◆ LISTED RECORDS:
--- BEGIN ---
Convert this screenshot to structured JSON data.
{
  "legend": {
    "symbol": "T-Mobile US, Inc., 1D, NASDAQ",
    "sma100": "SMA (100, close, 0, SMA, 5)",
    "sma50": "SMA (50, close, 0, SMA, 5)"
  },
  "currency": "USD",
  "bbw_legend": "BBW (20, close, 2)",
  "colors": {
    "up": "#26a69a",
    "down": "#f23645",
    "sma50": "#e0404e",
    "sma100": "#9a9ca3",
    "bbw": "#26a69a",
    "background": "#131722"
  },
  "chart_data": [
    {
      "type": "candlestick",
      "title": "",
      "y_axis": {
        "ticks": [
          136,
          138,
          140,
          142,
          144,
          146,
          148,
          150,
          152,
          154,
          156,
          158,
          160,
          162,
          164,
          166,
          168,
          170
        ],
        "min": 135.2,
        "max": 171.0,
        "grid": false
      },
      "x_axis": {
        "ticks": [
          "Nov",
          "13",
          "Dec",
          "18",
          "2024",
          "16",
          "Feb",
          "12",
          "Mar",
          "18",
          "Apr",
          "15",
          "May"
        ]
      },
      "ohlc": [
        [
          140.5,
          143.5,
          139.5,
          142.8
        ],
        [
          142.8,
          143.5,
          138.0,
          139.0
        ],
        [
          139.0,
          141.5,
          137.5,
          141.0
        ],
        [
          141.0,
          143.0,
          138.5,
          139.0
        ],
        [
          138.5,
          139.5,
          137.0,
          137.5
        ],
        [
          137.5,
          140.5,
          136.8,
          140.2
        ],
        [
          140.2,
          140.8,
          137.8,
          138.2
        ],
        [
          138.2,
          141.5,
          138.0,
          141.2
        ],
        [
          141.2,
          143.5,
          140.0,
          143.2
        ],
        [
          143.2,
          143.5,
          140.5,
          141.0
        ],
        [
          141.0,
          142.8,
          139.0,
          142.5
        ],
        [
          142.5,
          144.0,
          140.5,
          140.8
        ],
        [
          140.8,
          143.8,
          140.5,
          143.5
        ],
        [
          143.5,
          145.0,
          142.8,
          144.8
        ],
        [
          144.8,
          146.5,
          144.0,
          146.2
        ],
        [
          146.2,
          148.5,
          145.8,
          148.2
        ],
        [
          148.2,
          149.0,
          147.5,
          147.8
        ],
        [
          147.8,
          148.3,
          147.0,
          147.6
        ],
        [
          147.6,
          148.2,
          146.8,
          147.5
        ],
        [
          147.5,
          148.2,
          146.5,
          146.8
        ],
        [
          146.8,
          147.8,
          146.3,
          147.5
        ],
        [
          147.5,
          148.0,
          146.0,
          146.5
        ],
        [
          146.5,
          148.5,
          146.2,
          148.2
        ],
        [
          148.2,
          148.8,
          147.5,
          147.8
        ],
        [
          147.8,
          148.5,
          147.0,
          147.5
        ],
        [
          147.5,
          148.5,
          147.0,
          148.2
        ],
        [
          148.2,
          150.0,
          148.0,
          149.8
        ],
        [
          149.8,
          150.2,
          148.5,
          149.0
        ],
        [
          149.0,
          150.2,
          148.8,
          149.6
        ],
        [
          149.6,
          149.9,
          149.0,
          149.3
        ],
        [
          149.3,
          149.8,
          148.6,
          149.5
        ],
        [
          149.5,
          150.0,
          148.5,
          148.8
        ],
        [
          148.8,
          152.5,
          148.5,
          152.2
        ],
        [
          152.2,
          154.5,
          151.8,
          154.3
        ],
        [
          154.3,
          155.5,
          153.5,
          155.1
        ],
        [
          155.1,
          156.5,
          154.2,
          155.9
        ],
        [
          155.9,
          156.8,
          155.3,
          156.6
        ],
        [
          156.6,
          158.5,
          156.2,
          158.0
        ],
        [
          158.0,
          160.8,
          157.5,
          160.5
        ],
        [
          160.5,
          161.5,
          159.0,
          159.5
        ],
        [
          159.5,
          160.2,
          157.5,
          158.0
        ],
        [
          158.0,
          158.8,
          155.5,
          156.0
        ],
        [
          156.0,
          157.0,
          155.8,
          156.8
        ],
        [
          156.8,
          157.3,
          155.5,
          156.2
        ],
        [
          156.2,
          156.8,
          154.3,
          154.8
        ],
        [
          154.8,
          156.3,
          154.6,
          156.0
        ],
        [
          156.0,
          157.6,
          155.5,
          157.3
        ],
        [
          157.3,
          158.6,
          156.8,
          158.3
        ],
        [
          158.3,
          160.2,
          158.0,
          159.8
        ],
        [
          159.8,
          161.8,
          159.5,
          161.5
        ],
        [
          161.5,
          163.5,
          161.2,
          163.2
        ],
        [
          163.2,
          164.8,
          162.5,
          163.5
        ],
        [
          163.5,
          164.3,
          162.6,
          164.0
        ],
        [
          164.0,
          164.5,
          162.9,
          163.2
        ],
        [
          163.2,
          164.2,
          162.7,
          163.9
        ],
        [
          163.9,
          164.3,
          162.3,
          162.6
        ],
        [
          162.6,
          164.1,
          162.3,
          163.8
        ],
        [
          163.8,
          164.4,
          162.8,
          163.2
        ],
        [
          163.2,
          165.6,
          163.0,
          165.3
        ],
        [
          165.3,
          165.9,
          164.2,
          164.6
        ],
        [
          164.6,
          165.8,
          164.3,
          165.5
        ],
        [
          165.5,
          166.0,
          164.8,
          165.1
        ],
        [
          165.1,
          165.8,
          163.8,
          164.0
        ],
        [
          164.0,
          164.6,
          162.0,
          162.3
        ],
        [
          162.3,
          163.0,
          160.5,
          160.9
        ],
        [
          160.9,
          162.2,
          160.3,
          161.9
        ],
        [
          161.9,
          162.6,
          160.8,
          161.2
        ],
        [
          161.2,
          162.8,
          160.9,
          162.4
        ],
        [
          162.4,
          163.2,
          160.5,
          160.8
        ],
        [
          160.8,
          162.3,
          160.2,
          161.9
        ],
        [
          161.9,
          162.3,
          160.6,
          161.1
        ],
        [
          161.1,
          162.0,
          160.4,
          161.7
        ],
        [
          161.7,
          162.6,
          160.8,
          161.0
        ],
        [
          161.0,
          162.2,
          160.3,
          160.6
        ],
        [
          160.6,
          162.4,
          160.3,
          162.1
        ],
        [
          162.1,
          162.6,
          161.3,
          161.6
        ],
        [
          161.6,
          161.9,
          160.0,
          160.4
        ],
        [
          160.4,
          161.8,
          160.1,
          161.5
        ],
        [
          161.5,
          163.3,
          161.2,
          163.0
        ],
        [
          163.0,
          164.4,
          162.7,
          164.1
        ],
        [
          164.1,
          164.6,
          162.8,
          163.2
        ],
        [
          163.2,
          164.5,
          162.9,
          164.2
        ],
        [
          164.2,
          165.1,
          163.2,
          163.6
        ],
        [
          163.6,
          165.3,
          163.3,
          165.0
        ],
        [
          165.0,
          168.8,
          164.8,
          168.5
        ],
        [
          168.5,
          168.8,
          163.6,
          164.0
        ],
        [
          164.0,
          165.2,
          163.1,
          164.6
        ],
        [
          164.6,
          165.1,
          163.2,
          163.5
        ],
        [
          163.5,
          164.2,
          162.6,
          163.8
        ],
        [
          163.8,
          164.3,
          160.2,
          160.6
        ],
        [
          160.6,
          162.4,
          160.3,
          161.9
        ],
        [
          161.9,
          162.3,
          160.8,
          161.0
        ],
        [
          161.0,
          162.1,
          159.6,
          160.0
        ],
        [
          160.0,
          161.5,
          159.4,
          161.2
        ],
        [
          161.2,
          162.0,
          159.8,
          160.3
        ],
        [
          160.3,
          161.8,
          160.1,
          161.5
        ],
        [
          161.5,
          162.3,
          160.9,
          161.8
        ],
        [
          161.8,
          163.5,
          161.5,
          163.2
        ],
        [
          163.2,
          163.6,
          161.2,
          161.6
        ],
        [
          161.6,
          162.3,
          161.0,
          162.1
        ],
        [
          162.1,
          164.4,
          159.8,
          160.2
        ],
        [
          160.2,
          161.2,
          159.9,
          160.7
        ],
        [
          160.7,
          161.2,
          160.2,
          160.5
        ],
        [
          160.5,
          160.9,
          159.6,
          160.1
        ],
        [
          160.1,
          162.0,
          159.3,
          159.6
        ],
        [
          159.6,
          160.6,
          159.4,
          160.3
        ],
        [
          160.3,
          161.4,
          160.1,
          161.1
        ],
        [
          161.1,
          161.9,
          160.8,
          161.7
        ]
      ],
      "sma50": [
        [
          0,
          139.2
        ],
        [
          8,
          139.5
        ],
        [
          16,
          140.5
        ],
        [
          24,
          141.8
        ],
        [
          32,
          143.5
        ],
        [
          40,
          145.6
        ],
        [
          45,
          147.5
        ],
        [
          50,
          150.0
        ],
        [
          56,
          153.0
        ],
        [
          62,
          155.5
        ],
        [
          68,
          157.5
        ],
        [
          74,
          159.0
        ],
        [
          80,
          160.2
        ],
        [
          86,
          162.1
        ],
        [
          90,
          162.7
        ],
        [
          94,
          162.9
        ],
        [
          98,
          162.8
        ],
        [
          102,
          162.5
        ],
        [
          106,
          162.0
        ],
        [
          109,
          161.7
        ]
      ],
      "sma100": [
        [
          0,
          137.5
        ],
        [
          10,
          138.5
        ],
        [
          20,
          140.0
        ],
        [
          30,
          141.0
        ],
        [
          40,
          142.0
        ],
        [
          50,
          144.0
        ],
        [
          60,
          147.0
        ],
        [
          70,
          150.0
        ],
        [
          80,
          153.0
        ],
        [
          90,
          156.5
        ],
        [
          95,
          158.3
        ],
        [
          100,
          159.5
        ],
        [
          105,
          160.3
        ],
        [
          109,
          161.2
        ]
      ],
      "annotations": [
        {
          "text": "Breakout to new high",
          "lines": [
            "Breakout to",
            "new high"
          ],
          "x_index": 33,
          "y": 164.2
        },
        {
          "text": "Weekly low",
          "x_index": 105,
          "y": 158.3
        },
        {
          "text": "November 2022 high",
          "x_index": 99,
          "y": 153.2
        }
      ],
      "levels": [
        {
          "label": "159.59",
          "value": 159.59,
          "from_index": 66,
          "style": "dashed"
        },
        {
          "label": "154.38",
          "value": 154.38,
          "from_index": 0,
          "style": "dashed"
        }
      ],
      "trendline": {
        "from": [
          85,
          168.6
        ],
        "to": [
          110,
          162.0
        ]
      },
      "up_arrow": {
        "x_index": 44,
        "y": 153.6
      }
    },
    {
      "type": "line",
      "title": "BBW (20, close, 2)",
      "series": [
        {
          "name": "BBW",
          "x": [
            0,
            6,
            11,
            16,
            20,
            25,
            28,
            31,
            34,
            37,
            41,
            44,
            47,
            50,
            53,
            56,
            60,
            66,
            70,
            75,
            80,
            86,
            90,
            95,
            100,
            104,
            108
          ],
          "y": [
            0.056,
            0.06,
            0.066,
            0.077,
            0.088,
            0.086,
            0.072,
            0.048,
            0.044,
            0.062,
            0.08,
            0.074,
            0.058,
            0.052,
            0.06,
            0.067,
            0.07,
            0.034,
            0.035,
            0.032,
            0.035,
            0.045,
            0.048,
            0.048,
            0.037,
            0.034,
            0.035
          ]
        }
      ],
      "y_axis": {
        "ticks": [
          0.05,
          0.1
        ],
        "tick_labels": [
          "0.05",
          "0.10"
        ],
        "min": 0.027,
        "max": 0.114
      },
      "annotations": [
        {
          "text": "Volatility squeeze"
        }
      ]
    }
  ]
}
--- END ---
◆ PROBLEM TO WORK ON:
Check each line of the records for the word "Breakout" and extract those that contain it.

◆ EXPECTED OUTPUT:
          "text": "Breakout to new high",
            "Breakout to",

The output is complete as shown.